Stated problem
Extract the whole listing as it stands. Do not include the pictures.

Data in this exercise
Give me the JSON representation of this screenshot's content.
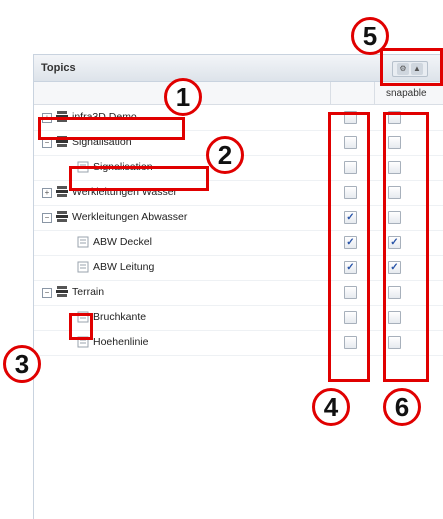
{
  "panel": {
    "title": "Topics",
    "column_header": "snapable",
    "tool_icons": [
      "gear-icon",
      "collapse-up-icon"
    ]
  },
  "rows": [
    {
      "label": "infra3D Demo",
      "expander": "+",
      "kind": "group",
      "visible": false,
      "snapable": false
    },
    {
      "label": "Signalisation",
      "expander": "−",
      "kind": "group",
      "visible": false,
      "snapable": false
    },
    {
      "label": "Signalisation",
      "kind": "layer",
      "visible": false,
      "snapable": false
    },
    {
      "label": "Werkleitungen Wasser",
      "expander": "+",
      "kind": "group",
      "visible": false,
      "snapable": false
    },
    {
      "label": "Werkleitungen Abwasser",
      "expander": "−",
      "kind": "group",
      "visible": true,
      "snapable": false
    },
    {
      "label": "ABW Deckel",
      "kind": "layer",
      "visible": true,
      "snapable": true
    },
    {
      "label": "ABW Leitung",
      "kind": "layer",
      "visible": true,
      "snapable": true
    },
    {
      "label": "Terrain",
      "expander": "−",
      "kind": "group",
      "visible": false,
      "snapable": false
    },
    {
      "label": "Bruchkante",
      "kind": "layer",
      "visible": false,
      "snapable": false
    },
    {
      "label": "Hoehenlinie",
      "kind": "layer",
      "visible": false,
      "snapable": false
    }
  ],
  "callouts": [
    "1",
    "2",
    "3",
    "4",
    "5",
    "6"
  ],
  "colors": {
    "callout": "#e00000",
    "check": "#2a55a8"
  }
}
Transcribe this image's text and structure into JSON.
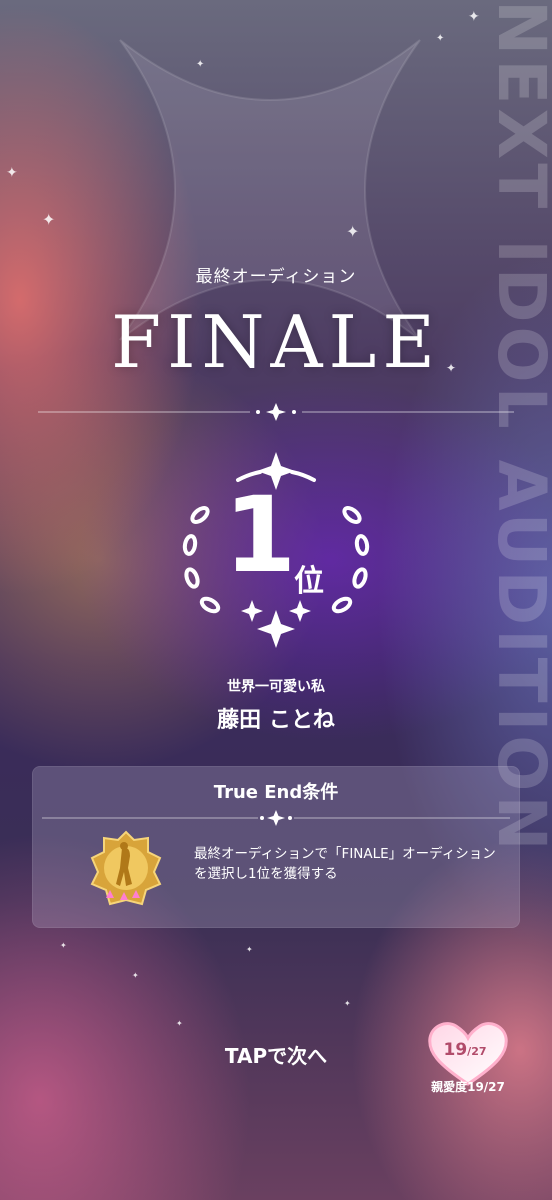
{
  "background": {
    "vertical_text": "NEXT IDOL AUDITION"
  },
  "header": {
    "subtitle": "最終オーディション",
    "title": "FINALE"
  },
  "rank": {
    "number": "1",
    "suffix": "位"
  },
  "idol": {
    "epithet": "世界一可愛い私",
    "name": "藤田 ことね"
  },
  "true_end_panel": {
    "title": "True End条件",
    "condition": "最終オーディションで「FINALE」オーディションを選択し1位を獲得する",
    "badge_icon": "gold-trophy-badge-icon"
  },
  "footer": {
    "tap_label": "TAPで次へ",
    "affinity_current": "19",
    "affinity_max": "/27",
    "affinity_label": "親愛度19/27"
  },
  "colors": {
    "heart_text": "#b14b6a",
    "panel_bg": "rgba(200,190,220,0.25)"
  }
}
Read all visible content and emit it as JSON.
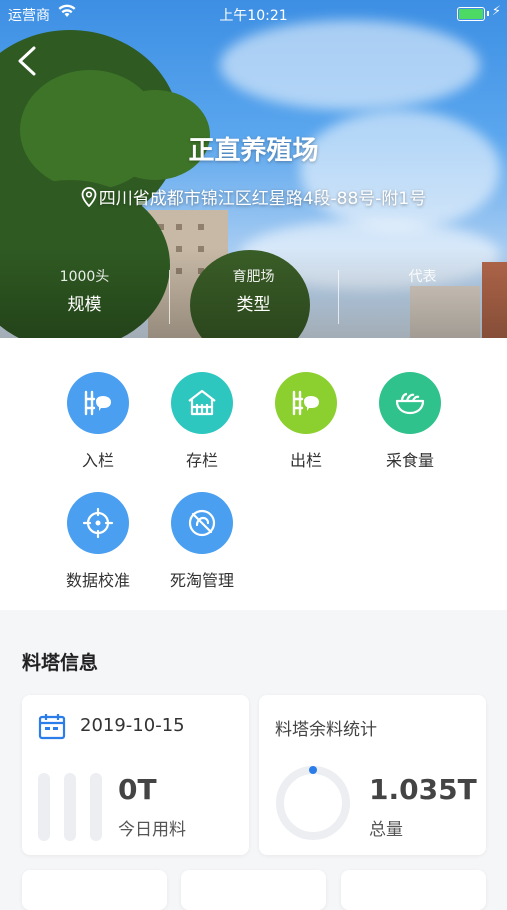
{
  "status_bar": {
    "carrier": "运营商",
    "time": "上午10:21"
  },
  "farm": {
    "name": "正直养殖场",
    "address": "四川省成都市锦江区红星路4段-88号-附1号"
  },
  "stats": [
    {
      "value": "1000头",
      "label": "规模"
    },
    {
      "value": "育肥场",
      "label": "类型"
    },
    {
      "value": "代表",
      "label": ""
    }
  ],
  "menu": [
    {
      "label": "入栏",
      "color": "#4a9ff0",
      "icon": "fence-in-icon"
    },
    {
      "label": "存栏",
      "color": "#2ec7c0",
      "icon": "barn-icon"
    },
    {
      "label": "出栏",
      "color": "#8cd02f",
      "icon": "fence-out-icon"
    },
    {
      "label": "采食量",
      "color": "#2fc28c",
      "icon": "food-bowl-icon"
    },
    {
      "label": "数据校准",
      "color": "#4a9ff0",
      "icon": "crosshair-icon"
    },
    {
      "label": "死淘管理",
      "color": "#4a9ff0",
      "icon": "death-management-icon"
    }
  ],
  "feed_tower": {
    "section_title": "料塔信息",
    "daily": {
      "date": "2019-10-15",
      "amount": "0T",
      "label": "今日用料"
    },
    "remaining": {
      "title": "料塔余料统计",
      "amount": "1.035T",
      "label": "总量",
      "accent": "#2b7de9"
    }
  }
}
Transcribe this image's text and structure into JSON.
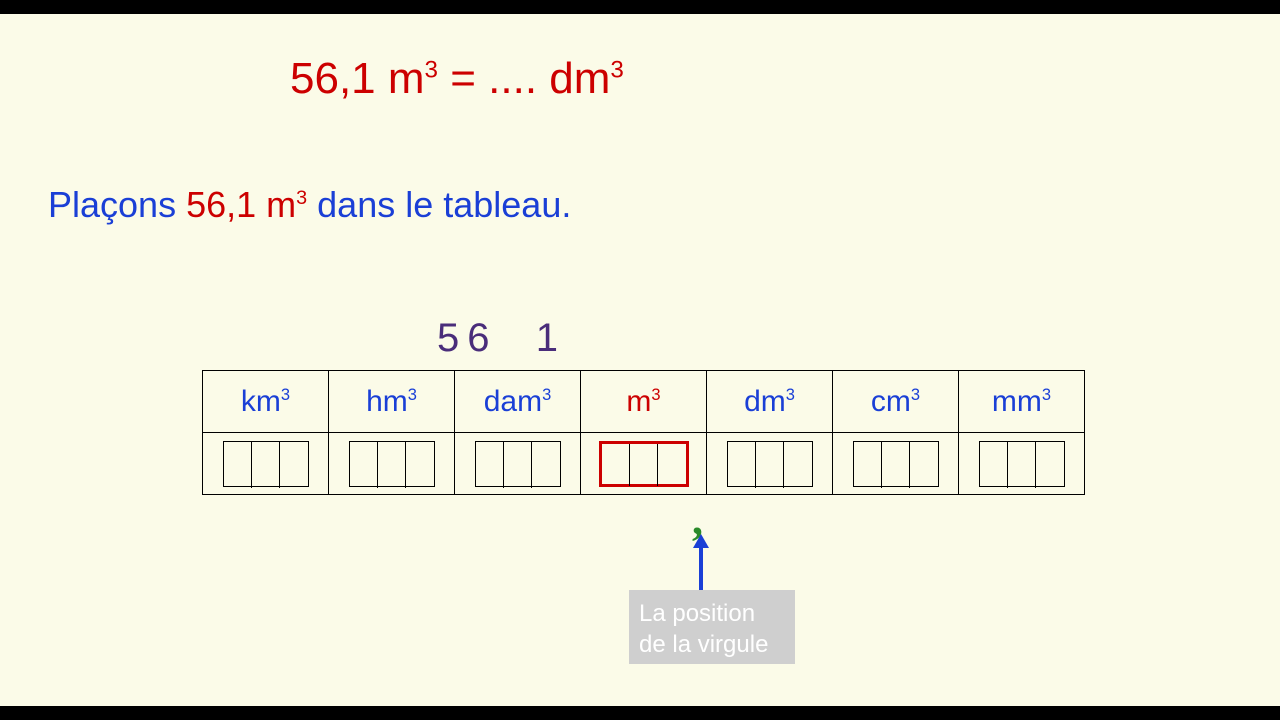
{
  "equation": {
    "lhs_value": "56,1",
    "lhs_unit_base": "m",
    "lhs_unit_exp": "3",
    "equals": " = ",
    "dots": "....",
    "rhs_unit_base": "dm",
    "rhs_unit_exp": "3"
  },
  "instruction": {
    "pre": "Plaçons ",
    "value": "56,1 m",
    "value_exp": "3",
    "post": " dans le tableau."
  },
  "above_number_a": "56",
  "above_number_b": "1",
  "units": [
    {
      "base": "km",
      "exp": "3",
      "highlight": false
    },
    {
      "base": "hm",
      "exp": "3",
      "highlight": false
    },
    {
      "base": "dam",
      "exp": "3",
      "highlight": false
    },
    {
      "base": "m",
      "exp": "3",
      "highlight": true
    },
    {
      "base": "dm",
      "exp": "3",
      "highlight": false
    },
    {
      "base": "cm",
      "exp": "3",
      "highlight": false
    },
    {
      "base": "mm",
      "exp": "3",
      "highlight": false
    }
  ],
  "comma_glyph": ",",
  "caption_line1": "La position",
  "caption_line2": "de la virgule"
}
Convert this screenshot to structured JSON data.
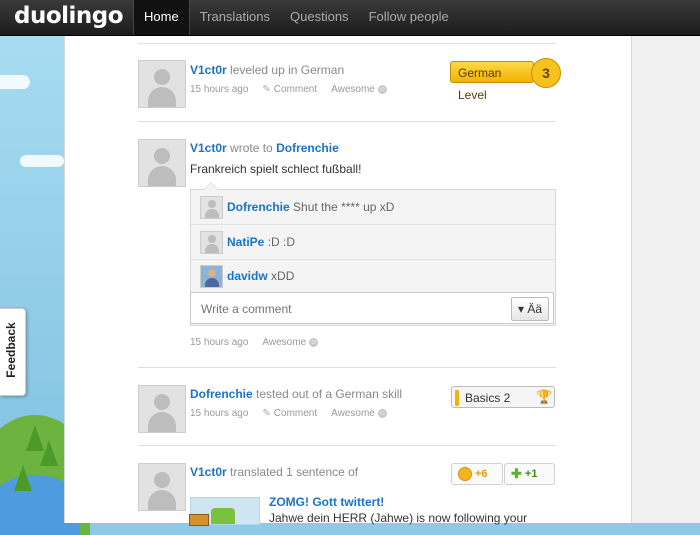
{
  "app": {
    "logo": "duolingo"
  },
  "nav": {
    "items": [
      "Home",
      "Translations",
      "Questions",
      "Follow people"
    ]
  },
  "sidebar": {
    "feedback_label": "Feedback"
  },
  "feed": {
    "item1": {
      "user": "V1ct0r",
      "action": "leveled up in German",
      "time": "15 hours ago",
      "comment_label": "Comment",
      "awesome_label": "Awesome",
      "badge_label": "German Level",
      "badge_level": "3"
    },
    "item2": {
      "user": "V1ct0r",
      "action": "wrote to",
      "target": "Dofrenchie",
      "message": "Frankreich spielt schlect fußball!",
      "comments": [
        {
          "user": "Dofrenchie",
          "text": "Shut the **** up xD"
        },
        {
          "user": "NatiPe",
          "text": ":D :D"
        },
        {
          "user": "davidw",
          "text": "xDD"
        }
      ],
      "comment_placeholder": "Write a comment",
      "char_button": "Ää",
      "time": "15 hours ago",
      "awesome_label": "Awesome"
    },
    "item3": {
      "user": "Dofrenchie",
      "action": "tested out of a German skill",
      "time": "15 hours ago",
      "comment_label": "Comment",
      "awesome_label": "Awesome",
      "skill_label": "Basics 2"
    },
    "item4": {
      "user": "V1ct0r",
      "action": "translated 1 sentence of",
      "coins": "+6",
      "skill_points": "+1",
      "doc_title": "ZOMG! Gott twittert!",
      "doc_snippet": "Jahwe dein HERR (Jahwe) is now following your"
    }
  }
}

Exercise response
Give me the JSON representation of this screenshot's content.
{
  "panel": {
    "title": "Topics",
    "column_header": "snapable",
    "tool_icons": [
      "gear-icon",
      "collapse-up-icon"
    ]
  },
  "rows": [
    {
      "label": "infra3D Demo",
      "expander": "+",
      "kind": "group",
      "visible": false,
      "snapable": false
    },
    {
      "label": "Signalisation",
      "expander": "−",
      "kind": "group",
      "visible": false,
      "snapable": false
    },
    {
      "label": "Signalisation",
      "kind": "layer",
      "visible": false,
      "snapable": false
    },
    {
      "label": "Werkleitungen Wasser",
      "expander": "+",
      "kind": "group",
      "visible": false,
      "snapable": false
    },
    {
      "label": "Werkleitungen Abwasser",
      "expander": "−",
      "kind": "group",
      "visible": true,
      "snapable": false
    },
    {
      "label": "ABW Deckel",
      "kind": "layer",
      "visible": true,
      "snapable": true
    },
    {
      "label": "ABW Leitung",
      "kind": "layer",
      "visible": true,
      "snapable": true
    },
    {
      "label": "Terrain",
      "expander": "−",
      "kind": "group",
      "visible": false,
      "snapable": false
    },
    {
      "label": "Bruchkante",
      "kind": "layer",
      "visible": false,
      "snapable": false
    },
    {
      "label": "Hoehenlinie",
      "kind": "layer",
      "visible": false,
      "snapable": false
    }
  ],
  "callouts": [
    "1",
    "2",
    "3",
    "4",
    "5",
    "6"
  ],
  "colors": {
    "callout": "#e00000",
    "check": "#2a55a8"
  }
}
Transcribe this image's text and structure into JSON.
{
  "background": {
    "vertical_text": "NEXT IDOL AUDITION"
  },
  "header": {
    "subtitle": "最終オーディション",
    "title": "FINALE"
  },
  "rank": {
    "number": "1",
    "suffix": "位"
  },
  "idol": {
    "epithet": "世界一可愛い私",
    "name": "藤田 ことね"
  },
  "true_end_panel": {
    "title": "True End条件",
    "condition": "最終オーディションで「FINALE」オーディションを選択し1位を獲得する",
    "badge_icon": "gold-trophy-badge-icon"
  },
  "footer": {
    "tap_label": "TAPで次へ",
    "affinity_current": "19",
    "affinity_max": "/27",
    "affinity_label": "親愛度19/27"
  },
  "colors": {
    "heart_text": "#b14b6a",
    "panel_bg": "rgba(200,190,220,0.25)"
  }
}
Read all visible content and emit it as JSON.
{
  "status_bar": {
    "carrier": "运营商",
    "time": "上午10:21"
  },
  "farm": {
    "name": "正直养殖场",
    "address": "四川省成都市锦江区红星路4段-88号-附1号"
  },
  "stats": [
    {
      "value": "1000头",
      "label": "规模"
    },
    {
      "value": "育肥场",
      "label": "类型"
    },
    {
      "value": "代表",
      "label": ""
    }
  ],
  "menu": [
    {
      "label": "入栏",
      "color": "#4a9ff0",
      "icon": "fence-in-icon"
    },
    {
      "label": "存栏",
      "color": "#2ec7c0",
      "icon": "barn-icon"
    },
    {
      "label": "出栏",
      "color": "#8cd02f",
      "icon": "fence-out-icon"
    },
    {
      "label": "采食量",
      "color": "#2fc28c",
      "icon": "food-bowl-icon"
    },
    {
      "label": "数据校准",
      "color": "#4a9ff0",
      "icon": "crosshair-icon"
    },
    {
      "label": "死淘管理",
      "color": "#4a9ff0",
      "icon": "death-management-icon"
    }
  ],
  "feed_tower": {
    "section_title": "料塔信息",
    "daily": {
      "date": "2019-10-15",
      "amount": "0T",
      "label": "今日用料"
    },
    "remaining": {
      "title": "料塔余料统计",
      "amount": "1.035T",
      "label": "总量",
      "accent": "#2b7de9"
    }
  }
}
Transcribe this image's text and structure into JSON.
{
  "equation": {
    "lhs_value": "56,1",
    "lhs_unit_base": "m",
    "lhs_unit_exp": "3",
    "equals": " = ",
    "dots": "....",
    "rhs_unit_base": "dm",
    "rhs_unit_exp": "3"
  },
  "instruction": {
    "pre": "Plaçons ",
    "value": "56,1 m",
    "value_exp": "3",
    "post": " dans le tableau."
  },
  "above_number_a": "56",
  "above_number_b": "1",
  "units": [
    {
      "base": "km",
      "exp": "3",
      "highlight": false
    },
    {
      "base": "hm",
      "exp": "3",
      "highlight": false
    },
    {
      "base": "dam",
      "exp": "3",
      "highlight": false
    },
    {
      "base": "m",
      "exp": "3",
      "highlight": true
    },
    {
      "base": "dm",
      "exp": "3",
      "highlight": false
    },
    {
      "base": "cm",
      "exp": "3",
      "highlight": false
    },
    {
      "base": "mm",
      "exp": "3",
      "highlight": false
    }
  ],
  "comma_glyph": ",",
  "caption_line1": "La position",
  "caption_line2": "de la virgule"
}
Convert this screenshot to structured JSON data.
{
  "app": {
    "logo": "duolingo"
  },
  "nav": {
    "items": [
      "Home",
      "Translations",
      "Questions",
      "Follow people"
    ]
  },
  "sidebar": {
    "feedback_label": "Feedback"
  },
  "feed": {
    "item1": {
      "user": "V1ct0r",
      "action": "leveled up in German",
      "time": "15 hours ago",
      "comment_label": "Comment",
      "awesome_label": "Awesome",
      "badge_label": "German Level",
      "badge_level": "3"
    },
    "item2": {
      "user": "V1ct0r",
      "action": "wrote to",
      "target": "Dofrenchie",
      "message": "Frankreich spielt schlect fußball!",
      "comments": [
        {
          "user": "Dofrenchie",
          "text": "Shut the **** up xD"
        },
        {
          "user": "NatiPe",
          "text": ":D :D"
        },
        {
          "user": "davidw",
          "text": "xDD"
        }
      ],
      "comment_placeholder": "Write a comment",
      "char_button": "Ää",
      "time": "15 hours ago",
      "awesome_label": "Awesome"
    },
    "item3": {
      "user": "Dofrenchie",
      "action": "tested out of a German skill",
      "time": "15 hours ago",
      "comment_label": "Comment",
      "awesome_label": "Awesome",
      "skill_label": "Basics 2"
    },
    "item4": {
      "user": "V1ct0r",
      "action": "translated 1 sentence of",
      "coins": "+6",
      "skill_points": "+1",
      "doc_title": "ZOMG! Gott twittert!",
      "doc_snippet": "Jahwe dein HERR (Jahwe) is now following your"
    }
  }
}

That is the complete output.